_What is needed:_ Each record that follows goes into your reply unchanged; the pictures do not.

START Dataset excerpts

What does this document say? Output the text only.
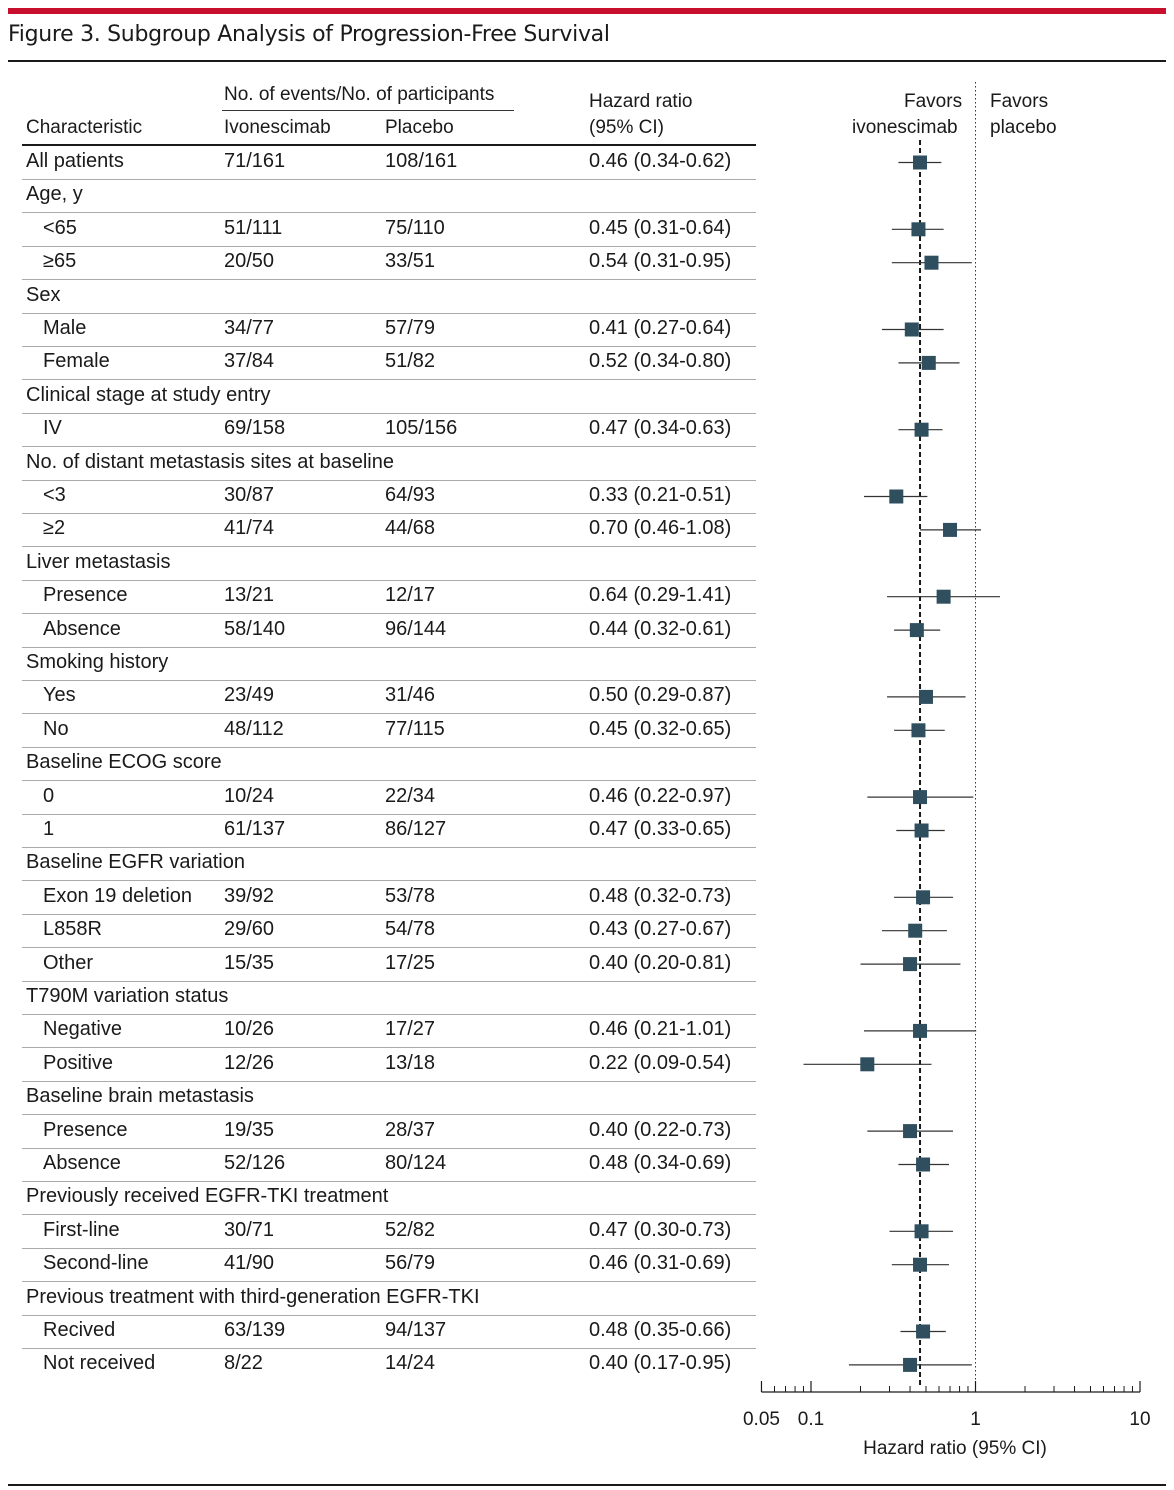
Figure 3. Subgroup Analysis of Progression-Free Survival
No. of events/No. of participants
Characteristic	Ivonescimab	Placebo
Hazard ratio
(95% CI)
Favors
ivonescimab
Favors
placebo
All patients	71/161	108/161	0.46 (0.34-0.62)
Age, y
<65	51/111	75/110	0.45 (0.31-0.64)
≥65	20/50	33/51	0.54 (0.31-0.95)
Sex
Male	34/77	57/79	0.41 (0.27-0.64)
Female	37/84	51/82	0.52 (0.34-0.80)
Clinical stage at study entry
IV	69/158	105/156	0.47 (0.34-0.63)
No. of distant metastasis sites at baseline
<3	30/87	64/93	0.33 (0.21-0.51)
≥2	41/74	44/68	0.70 (0.46-1.08)
Liver metastasis
Presence	13/21	12/17	0.64 (0.29-1.41)
Absence	58/140	96/144	0.44 (0.32-0.61)
Smoking history
Yes	23/49	31/46	0.50 (0.29-0.87)
No	48/112	77/115	0.45 (0.32-0.65)
Baseline ECOG score
0	10/24	22/34	0.46 (0.22-0.97)
1	61/137	86/127	0.47 (0.33-0.65)
Baseline EGFR variation
Exon 19 deletion 39/92	53/78	0.48 (0.32-0.73)
L858R	29/60	54/78	0.43 (0.27-0.67)
Other	15/35	17/25	0.40 (0.20-0.81)
T790M variation status
Negative	10/26	17/27	0.46 (0.21-1.01)
Positive	12/26	13/18	0.22 (0.09-0.54)
Baseline brain metastasis
Presence	19/35	28/37	0.40 (0.22-0.73)
Absence	52/126	80/124	0.48 (0.34-0.69)
Previously received EGFR-TKI treatment
First-line	30/71	52/82	0.47 (0.30-0.73)
Second-line	41/90	56/79	0.46 (0.31-0.69)
Previous treatment with third-generation EGFR-TKI
Recived	63/139	94/137	0.48 (0.35-0.66)
Not received	8/22	14/24	0.40 (0.17-0.95)
0.05 0.1	1	10
Hazard ratio (95% CI)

END Dataset excerpts

_Written answer:_
What does this document say? Output the text only.
Figure 3. Subgroup Analysis of Progression-Free Survival
No. of events/No. of participants
Characteristic	Ivonescimab	Placebo
Hazard ratio
(95% CI)
Favors
ivonescimab
Favors
placebo
All patients	71/161	108/161	0.46 (0.34-0.62)
Age, y
<65	51/111	75/110	0.45 (0.31-0.64)
≥65	20/50	33/51	0.54 (0.31-0.95)
Sex
Male	34/77	57/79	0.41 (0.27-0.64)
Female	37/84	51/82	0.52 (0.34-0.80)
Clinical stage at study entry
IV	69/158	105/156	0.47 (0.34-0.63)
No. of distant metastasis sites at baseline
<3	30/87	64/93	0.33 (0.21-0.51)
≥2	41/74	44/68	0.70 (0.46-1.08)
Liver metastasis
Presence	13/21	12/17	0.64 (0.29-1.41)
Absence	58/140	96/144	0.44 (0.32-0.61)
Smoking history
Yes	23/49	31/46	0.50 (0.29-0.87)
No	48/112	77/115	0.45 (0.32-0.65)
Baseline ECOG score
0	10/24	22/34	0.46 (0.22-0.97)
1	61/137	86/127	0.47 (0.33-0.65)
Baseline EGFR variation
Exon 19 deletion 39/92	53/78	0.48 (0.32-0.73)
L858R	29/60	54/78	0.43 (0.27-0.67)
Other	15/35	17/25	0.40 (0.20-0.81)
T790M variation status
Negative	10/26	17/27	0.46 (0.21-1.01)
Positive	12/26	13/18	0.22 (0.09-0.54)
Baseline brain metastasis
Presence	19/35	28/37	0.40 (0.22-0.73)
Absence	52/126	80/124	0.48 (0.34-0.69)
Previously received EGFR-TKI treatment
First-line	30/71	52/82	0.47 (0.30-0.73)
Second-line	41/90	56/79	0.46 (0.31-0.69)
Previous treatment with third-generation EGFR-TKI
Recived	63/139	94/137	0.48 (0.35-0.66)
Not received	8/22	14/24	0.40 (0.17-0.95)
0.05 0.1	1	10
Hazard ratio (95% CI)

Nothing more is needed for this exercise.